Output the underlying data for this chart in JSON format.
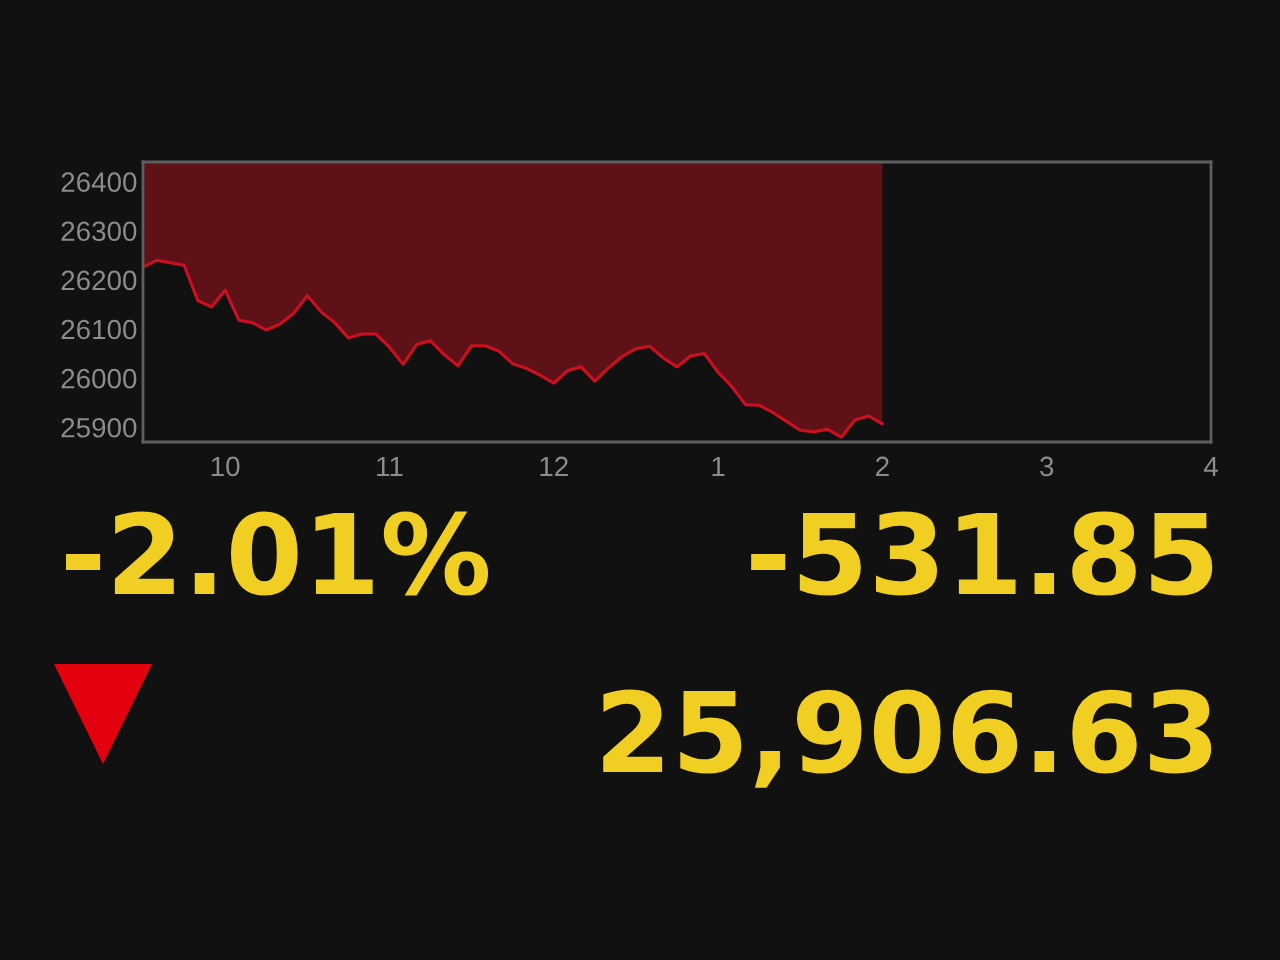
{
  "chart_data": {
    "type": "line",
    "categories": [
      null,
      null,
      null,
      null,
      null,
      null,
      "10",
      null,
      null,
      null,
      null,
      null,
      null,
      null,
      null,
      null,
      null,
      null,
      "11",
      null,
      null,
      null,
      null,
      null,
      null,
      null,
      null,
      null,
      null,
      null,
      "12",
      null,
      null,
      null,
      null,
      null,
      null,
      null,
      null,
      null,
      null,
      null,
      "1",
      null,
      null,
      null,
      null,
      null,
      null,
      null,
      null,
      null,
      null,
      null,
      "2",
      null,
      null,
      null,
      null,
      null,
      null,
      null,
      null,
      null,
      null,
      null,
      "3",
      null,
      null,
      null,
      null,
      null,
      null,
      null,
      null,
      null,
      null,
      null,
      "4"
    ],
    "series": [
      {
        "color": "#cc1020",
        "values": [
          26226,
          26240,
          26235,
          26230,
          26158,
          26145,
          26179,
          26118,
          26113,
          26098,
          26110,
          26132,
          26168,
          26135,
          26113,
          26082,
          26090,
          26090,
          26063,
          26028,
          26069,
          26076,
          26048,
          26025,
          26066,
          26066,
          26055,
          26029,
          26020,
          26006,
          25990,
          26015,
          26023,
          25994,
          26021,
          26044,
          26060,
          26065,
          26041,
          26023,
          26045,
          26050,
          26012,
          25983,
          25946,
          25945,
          25930,
          25912,
          25894,
          25891,
          25896,
          25880,
          25915,
          25923,
          25907,
          null,
          null,
          null,
          null,
          null,
          null,
          null,
          null,
          null,
          null,
          null,
          null,
          null,
          null,
          null,
          null,
          null,
          null,
          null,
          null,
          null,
          null,
          null,
          null
        ],
        "lower": [
          26226,
          26240,
          26235,
          26230,
          26158,
          26145,
          26179,
          26118,
          26113,
          26098,
          26110,
          26132,
          26168,
          26135,
          26113,
          26082,
          26090,
          26090,
          26063,
          26028,
          26069,
          26076,
          26048,
          26025,
          26066,
          26066,
          26055,
          26029,
          26020,
          26006,
          25990,
          26015,
          26023,
          25994,
          26021,
          26044,
          26060,
          26065,
          26041,
          26023,
          26045,
          26050,
          26012,
          25983,
          25946,
          25945,
          25930,
          25912,
          25894,
          25891,
          25896,
          25880,
          25915,
          25923,
          25907,
          null,
          null,
          null,
          null,
          null,
          null,
          null,
          null,
          null,
          null,
          null,
          null,
          null,
          null,
          null,
          null,
          null,
          null,
          null,
          null,
          null,
          null,
          null,
          null
        ],
        "upper": [
          26440,
          26440,
          26440,
          26440,
          26440,
          26440,
          26440,
          26440,
          26440,
          26440,
          26440,
          26440,
          26440,
          26440,
          26440,
          26440,
          26440,
          26440,
          26440,
          26440,
          26440,
          26440,
          26440,
          26440,
          26440,
          26440,
          26440,
          26440,
          26440,
          26440,
          26440,
          26440,
          26440,
          26440,
          26440,
          26440,
          26440,
          26440,
          26440,
          26440,
          26440,
          26440,
          26440,
          26440,
          26440,
          26440,
          26440,
          26440,
          26440,
          26440,
          26440,
          26440,
          26440,
          26440,
          26440,
          null,
          null,
          null,
          null,
          null,
          null,
          null,
          null,
          null,
          null,
          null,
          null,
          null,
          null,
          null,
          null,
          null,
          null,
          null,
          null,
          null,
          null,
          null,
          null
        ]
      }
    ],
    "ylim": [
      25870,
      26440
    ],
    "yticks": [
      25900,
      26000,
      26100,
      26200,
      26300,
      26400
    ],
    "annotations": [
      "-2.01%",
      "-531.85",
      "25,906.63"
    ]
  }
}
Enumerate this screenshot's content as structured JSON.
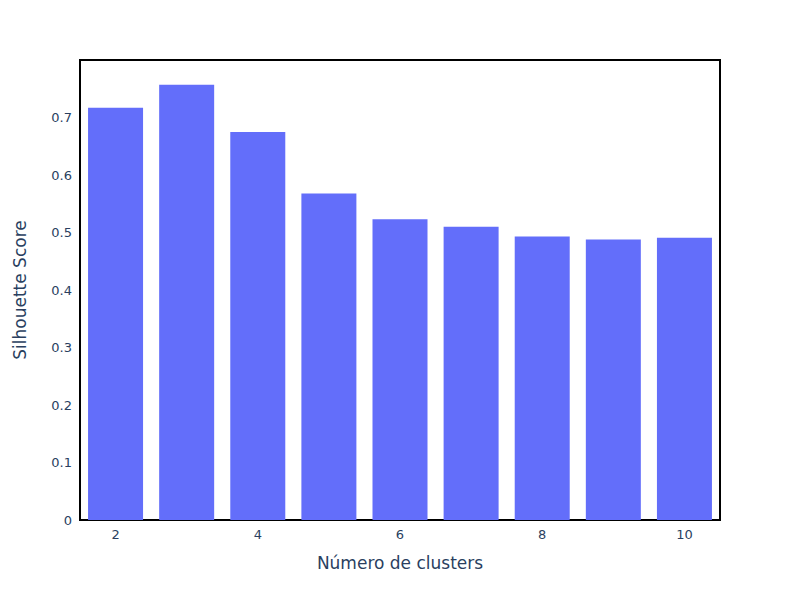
{
  "chart_data": {
    "type": "bar",
    "x": [
      2,
      3,
      4,
      5,
      6,
      7,
      8,
      9,
      10
    ],
    "values": [
      0.717,
      0.757,
      0.675,
      0.568,
      0.523,
      0.51,
      0.493,
      0.488,
      0.491
    ],
    "color": "#636efa",
    "xlabel": "Número de clusters",
    "ylabel": "Silhouette Score",
    "xlim": [
      1.5,
      10.5
    ],
    "xticks": [
      2,
      4,
      6,
      8,
      10
    ],
    "ylim": [
      0,
      0.8
    ],
    "yticks": [
      0,
      0.1,
      0.2,
      0.3,
      0.4,
      0.5,
      0.6,
      0.7
    ],
    "grid": false
  }
}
|---|
Look over the listing. Pull out every line with the string "JSON" in it.

Output the underlying data for this chart in JSON format.
Enumerate this screenshot's content as structured JSON.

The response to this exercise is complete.